• Task to carry out: Return the lines below that carry the word "父母树立好原则".

____

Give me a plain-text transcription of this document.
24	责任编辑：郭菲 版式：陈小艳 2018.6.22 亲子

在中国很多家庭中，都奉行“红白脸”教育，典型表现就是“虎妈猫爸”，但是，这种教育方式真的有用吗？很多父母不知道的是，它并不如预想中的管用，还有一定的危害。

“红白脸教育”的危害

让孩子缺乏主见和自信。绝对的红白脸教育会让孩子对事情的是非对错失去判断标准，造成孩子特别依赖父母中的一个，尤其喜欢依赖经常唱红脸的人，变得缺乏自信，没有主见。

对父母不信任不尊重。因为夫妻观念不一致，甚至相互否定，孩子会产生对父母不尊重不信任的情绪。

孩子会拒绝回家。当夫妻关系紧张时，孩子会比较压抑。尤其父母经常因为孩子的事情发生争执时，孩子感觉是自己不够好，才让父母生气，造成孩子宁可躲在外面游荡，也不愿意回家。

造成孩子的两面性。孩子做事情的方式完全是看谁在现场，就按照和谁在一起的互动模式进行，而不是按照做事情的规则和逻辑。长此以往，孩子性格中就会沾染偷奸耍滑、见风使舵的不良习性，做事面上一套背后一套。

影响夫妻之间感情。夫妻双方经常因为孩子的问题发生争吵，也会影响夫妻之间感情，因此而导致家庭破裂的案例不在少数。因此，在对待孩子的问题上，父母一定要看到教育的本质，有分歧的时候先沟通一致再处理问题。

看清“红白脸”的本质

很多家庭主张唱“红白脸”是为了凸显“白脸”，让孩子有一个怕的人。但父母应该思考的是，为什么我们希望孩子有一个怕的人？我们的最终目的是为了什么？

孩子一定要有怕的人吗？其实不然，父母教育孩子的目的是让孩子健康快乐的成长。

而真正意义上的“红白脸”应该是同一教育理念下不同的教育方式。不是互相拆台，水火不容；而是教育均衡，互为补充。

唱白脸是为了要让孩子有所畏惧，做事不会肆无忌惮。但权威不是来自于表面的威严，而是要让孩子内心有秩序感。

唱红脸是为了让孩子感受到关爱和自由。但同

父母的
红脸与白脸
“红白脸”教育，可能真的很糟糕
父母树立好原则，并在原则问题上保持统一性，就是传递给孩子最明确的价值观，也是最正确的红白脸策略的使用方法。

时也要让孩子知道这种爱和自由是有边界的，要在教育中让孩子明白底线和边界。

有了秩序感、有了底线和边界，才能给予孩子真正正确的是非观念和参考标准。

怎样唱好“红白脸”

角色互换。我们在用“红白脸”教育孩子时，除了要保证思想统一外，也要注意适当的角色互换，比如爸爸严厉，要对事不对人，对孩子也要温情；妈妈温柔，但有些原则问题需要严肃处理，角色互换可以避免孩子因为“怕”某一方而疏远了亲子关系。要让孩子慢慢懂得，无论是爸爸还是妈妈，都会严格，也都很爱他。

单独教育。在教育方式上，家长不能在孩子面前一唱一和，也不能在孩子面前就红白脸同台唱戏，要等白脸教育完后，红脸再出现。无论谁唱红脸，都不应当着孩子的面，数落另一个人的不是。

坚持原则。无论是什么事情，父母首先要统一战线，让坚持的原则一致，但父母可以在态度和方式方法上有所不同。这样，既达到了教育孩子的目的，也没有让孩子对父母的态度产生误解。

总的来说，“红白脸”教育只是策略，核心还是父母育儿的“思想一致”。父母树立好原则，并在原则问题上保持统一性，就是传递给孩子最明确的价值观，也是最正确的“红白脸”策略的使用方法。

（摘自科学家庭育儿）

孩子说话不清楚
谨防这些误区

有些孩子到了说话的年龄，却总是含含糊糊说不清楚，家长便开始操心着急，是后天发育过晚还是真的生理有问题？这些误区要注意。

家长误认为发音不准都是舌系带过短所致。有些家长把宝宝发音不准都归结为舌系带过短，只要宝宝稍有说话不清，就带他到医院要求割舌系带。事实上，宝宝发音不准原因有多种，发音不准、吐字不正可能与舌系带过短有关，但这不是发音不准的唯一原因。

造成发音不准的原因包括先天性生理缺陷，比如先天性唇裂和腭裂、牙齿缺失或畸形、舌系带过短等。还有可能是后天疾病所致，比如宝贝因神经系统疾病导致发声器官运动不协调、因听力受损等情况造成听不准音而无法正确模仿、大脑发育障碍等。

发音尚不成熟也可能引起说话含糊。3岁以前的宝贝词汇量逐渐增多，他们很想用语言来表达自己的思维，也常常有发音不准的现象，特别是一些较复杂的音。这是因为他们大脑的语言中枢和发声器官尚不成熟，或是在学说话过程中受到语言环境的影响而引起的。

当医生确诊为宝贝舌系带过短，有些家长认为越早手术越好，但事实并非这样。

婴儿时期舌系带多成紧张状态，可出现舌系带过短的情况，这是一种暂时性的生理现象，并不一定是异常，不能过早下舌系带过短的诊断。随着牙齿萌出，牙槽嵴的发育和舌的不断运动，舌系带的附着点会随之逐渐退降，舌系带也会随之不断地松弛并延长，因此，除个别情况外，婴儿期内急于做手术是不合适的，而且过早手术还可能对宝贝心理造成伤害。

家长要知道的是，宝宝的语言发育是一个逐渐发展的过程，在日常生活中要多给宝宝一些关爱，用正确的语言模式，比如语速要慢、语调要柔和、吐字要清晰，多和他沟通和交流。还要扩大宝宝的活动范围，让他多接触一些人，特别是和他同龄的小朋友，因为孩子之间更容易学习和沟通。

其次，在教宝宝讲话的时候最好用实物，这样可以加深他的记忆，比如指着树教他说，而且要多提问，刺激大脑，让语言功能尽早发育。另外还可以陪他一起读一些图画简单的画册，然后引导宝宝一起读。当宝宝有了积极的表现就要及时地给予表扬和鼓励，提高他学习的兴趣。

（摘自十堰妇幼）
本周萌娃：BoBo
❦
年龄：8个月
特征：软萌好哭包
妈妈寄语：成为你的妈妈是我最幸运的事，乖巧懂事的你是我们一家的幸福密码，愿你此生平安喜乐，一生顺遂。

____

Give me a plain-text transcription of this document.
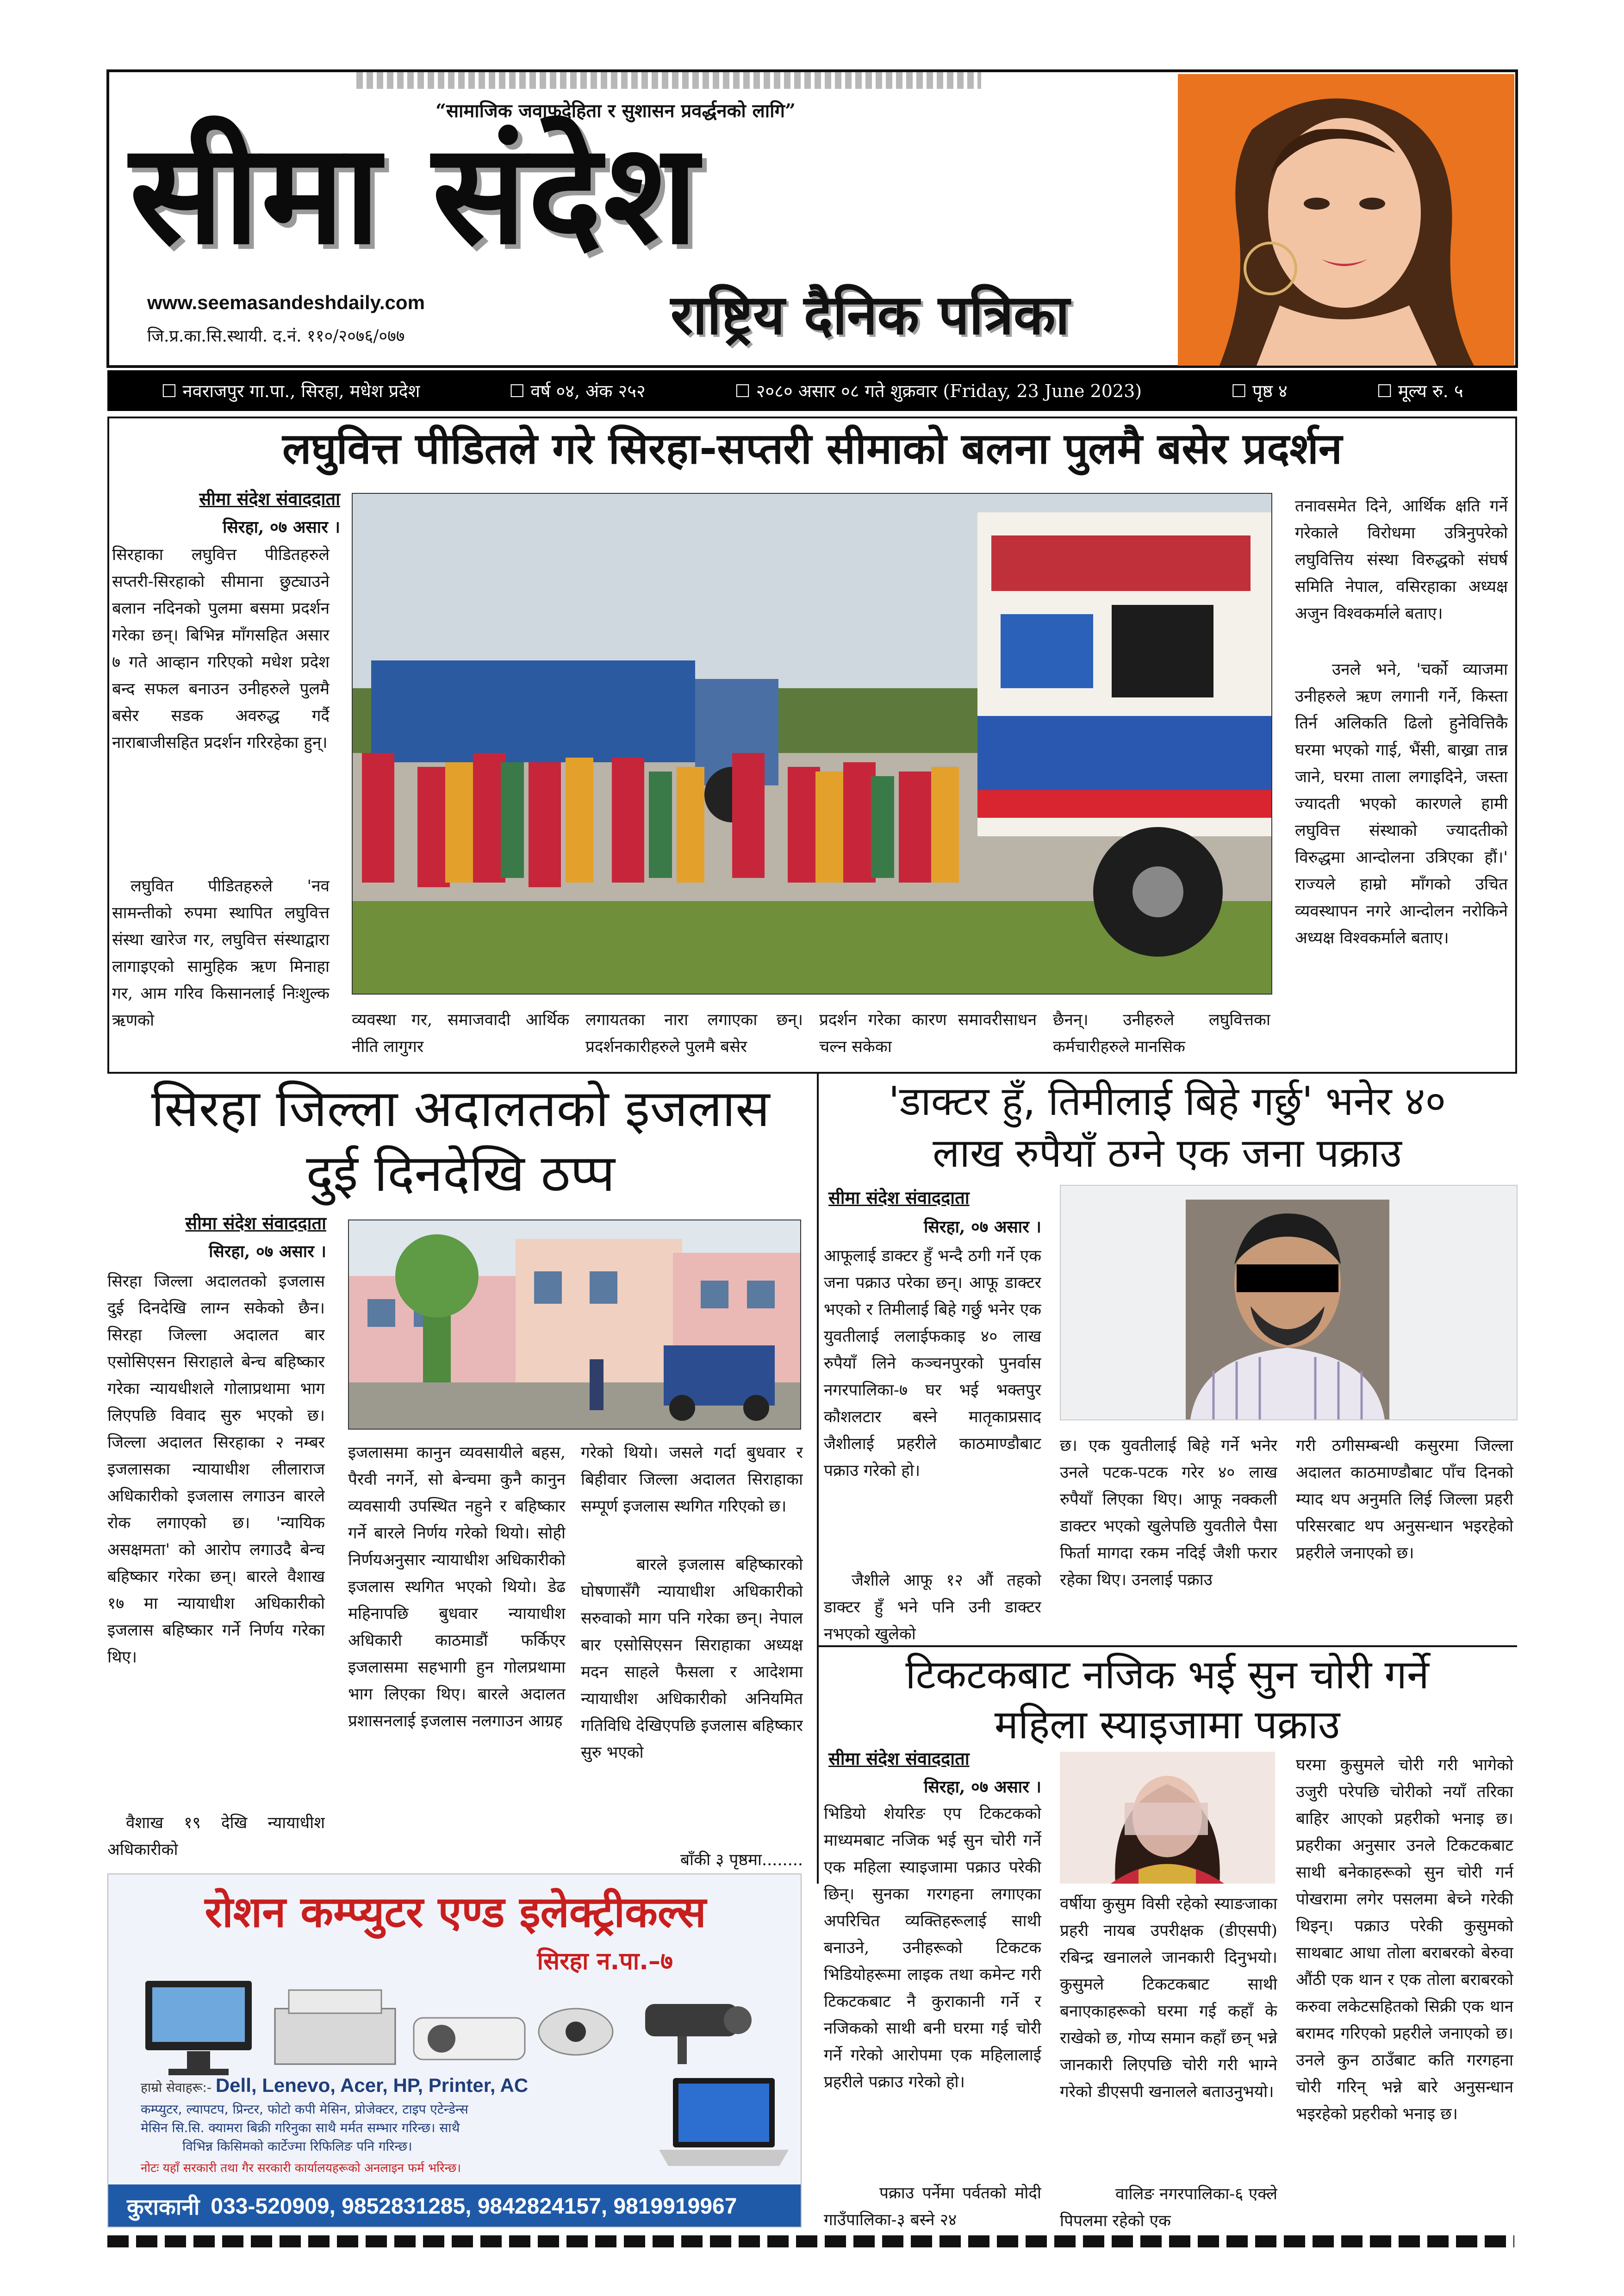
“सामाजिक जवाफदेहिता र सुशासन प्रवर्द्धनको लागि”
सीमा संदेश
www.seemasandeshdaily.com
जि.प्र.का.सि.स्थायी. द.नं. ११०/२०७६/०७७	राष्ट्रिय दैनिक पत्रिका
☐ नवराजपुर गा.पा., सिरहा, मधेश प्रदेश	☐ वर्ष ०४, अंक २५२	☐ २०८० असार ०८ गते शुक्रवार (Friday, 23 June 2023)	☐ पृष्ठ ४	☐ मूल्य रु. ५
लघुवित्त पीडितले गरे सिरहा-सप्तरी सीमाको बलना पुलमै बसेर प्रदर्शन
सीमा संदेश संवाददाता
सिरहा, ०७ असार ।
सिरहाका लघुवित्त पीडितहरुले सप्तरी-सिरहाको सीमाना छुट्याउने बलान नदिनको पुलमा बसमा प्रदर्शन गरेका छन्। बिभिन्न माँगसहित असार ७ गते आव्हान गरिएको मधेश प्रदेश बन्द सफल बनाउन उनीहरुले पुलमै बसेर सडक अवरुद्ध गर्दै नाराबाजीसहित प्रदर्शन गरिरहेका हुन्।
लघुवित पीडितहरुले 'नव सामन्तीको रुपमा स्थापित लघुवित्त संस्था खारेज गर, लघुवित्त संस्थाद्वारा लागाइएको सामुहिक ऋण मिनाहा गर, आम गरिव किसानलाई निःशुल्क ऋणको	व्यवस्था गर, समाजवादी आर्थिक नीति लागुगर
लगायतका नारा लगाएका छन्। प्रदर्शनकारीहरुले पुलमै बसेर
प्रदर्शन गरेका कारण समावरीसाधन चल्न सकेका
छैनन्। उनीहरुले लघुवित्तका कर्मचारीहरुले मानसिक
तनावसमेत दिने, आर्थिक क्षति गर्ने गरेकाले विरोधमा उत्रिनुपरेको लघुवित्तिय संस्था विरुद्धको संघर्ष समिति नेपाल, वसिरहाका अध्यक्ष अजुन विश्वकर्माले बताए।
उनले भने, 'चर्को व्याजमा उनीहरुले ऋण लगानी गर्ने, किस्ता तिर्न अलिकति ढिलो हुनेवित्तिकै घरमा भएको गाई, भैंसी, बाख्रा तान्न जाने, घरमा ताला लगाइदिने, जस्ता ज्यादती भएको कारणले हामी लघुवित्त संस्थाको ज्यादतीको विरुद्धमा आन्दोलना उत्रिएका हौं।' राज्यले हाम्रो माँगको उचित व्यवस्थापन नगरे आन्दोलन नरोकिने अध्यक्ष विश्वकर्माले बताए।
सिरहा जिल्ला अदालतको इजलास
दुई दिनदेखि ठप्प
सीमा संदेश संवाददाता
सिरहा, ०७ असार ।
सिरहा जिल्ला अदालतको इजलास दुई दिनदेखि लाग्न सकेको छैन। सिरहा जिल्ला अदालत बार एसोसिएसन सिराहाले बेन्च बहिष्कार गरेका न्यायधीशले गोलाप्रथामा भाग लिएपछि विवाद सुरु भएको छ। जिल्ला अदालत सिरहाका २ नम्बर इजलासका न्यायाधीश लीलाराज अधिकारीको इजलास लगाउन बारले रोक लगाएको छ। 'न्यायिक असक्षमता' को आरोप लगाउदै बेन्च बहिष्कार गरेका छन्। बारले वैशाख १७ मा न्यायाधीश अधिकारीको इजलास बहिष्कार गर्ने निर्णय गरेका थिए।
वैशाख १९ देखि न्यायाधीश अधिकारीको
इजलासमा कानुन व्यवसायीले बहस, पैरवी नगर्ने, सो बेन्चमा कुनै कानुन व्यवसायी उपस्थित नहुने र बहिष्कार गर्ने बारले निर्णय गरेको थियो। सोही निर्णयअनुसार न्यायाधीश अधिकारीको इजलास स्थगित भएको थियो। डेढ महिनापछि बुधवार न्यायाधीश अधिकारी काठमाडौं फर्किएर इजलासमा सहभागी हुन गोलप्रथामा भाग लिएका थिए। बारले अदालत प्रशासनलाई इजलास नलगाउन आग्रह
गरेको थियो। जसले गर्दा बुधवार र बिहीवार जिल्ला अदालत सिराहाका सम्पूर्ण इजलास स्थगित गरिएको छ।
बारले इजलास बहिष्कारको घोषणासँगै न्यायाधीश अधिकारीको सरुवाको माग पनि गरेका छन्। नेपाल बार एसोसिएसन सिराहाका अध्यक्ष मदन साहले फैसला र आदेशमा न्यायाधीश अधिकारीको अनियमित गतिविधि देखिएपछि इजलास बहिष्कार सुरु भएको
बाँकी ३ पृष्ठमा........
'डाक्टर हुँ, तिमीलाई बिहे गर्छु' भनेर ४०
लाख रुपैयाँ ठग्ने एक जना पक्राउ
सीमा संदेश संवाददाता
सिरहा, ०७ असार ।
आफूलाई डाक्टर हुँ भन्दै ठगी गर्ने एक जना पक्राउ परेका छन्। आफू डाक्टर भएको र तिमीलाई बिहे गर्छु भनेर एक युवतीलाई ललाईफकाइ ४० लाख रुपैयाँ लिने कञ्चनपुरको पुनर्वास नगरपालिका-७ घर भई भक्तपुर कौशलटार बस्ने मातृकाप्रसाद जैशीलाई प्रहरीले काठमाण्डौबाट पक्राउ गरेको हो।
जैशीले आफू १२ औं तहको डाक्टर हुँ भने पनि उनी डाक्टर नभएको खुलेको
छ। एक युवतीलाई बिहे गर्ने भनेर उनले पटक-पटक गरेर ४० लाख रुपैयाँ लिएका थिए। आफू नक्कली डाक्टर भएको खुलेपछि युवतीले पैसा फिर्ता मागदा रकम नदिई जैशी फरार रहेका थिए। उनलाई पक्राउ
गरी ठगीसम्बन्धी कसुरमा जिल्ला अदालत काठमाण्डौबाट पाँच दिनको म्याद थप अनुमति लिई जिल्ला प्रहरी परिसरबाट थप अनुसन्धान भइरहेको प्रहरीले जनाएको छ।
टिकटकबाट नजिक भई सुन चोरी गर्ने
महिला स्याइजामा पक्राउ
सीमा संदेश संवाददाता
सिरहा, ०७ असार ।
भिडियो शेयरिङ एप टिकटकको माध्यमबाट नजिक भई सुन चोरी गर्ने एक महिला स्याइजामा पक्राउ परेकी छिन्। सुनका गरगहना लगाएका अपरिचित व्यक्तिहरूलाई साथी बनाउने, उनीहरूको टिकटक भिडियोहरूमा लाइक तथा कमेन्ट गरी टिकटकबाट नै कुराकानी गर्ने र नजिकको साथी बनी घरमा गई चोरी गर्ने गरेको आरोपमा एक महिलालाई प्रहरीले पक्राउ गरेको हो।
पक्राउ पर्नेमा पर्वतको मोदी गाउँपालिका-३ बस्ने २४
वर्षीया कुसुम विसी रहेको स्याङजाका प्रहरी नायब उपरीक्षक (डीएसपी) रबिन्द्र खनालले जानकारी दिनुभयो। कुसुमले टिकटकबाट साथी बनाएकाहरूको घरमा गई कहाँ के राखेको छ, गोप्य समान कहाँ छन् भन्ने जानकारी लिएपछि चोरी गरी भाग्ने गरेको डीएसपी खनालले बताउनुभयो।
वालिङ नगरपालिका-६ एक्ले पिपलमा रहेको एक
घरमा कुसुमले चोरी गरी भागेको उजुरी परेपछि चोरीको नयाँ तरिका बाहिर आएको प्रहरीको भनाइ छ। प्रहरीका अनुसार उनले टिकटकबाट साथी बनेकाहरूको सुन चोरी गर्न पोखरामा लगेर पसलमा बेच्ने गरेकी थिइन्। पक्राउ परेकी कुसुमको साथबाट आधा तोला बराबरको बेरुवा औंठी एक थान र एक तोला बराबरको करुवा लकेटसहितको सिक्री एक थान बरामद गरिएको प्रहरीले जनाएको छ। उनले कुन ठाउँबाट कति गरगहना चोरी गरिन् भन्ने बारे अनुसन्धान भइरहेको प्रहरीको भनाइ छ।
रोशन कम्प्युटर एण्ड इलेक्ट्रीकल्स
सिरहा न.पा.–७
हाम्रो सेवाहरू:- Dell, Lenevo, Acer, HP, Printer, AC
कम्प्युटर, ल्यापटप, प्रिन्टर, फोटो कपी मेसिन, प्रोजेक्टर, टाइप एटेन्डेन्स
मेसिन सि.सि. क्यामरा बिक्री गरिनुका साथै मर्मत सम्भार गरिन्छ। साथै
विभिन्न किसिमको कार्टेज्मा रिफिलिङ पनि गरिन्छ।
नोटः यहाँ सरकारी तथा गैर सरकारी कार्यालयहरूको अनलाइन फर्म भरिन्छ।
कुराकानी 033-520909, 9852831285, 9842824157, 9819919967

____

• Complete answer:
父母树立好原则，并在原则问题上保持统一性，就是传递给孩子最明确的价值观，也是最正确的红白脸策略的使用方法。
总的来说，“红白脸”教育只是策略，核心还是父母育儿的“思想一致”。父母树立好原则，并在原则问题上保持统一性，就是传递给孩子最明确的价值观，也是最正确的“红白脸”策略的使用方法。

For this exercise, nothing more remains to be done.